**Problem details**. Go through the records and copy each line where the word "Faixa" occurs.

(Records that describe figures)
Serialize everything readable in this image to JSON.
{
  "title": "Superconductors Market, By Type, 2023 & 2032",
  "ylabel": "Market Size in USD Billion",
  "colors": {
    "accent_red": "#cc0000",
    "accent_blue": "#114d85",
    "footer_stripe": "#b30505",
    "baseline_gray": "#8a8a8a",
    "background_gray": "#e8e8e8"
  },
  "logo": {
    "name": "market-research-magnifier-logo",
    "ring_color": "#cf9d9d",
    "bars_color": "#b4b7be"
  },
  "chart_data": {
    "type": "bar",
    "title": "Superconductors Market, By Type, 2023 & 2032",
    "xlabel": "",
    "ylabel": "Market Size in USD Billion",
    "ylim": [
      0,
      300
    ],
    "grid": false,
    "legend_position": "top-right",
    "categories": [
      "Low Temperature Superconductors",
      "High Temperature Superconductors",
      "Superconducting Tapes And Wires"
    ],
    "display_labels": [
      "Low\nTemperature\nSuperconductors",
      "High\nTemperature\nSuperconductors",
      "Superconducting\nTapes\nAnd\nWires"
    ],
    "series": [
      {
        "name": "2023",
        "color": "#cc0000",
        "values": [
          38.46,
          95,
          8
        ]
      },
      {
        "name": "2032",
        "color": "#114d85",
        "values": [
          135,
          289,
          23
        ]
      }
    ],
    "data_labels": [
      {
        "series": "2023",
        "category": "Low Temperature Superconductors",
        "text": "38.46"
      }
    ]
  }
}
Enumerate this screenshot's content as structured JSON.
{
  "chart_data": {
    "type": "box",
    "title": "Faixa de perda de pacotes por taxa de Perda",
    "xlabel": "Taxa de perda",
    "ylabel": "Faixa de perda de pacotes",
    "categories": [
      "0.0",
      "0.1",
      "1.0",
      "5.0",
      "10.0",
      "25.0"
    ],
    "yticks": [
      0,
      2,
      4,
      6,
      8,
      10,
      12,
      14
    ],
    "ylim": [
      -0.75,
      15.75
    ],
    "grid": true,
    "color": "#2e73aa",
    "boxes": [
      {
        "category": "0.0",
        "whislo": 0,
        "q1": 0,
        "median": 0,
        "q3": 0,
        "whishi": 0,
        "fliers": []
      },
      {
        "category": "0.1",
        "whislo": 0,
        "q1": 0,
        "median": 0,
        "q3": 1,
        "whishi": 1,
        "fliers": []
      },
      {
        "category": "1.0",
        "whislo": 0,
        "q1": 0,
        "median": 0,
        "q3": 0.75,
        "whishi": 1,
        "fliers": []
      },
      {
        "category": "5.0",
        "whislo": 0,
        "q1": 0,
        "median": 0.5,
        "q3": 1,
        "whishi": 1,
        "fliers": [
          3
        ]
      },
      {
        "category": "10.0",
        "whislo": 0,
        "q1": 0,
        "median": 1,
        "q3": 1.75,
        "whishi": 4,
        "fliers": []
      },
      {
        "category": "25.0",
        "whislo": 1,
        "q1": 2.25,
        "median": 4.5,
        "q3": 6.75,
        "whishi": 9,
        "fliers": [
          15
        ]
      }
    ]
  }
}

**Exercise response**.
    "title": "Faixa de perda de pacotes por taxa de Perda",
    "ylabel": "Faixa de perda de pacotes",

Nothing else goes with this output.